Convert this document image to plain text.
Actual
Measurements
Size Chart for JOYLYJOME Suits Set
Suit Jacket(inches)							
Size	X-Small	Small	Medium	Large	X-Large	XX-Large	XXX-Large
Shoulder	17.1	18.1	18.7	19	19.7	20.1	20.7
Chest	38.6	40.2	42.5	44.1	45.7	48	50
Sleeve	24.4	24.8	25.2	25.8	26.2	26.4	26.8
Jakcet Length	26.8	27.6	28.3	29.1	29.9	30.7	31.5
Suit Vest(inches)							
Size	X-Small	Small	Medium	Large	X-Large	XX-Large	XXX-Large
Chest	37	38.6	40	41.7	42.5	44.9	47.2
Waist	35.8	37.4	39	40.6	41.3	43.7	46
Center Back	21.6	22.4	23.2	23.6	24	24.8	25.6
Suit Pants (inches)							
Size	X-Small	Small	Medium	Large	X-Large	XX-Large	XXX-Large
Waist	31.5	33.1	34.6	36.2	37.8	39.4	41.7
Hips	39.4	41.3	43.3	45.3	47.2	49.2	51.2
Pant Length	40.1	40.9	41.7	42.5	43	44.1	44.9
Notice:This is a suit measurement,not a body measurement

**WORK INSTRUCTIONS**
Pull out every line holding "Waist" from the records above, and copy it.

**FULL RESPONSE**
Waist	35.8	37.4	39	40.6	41.3	43.7	46
Waist	31.5	33.1	34.6	36.2	37.8	39.4	41.7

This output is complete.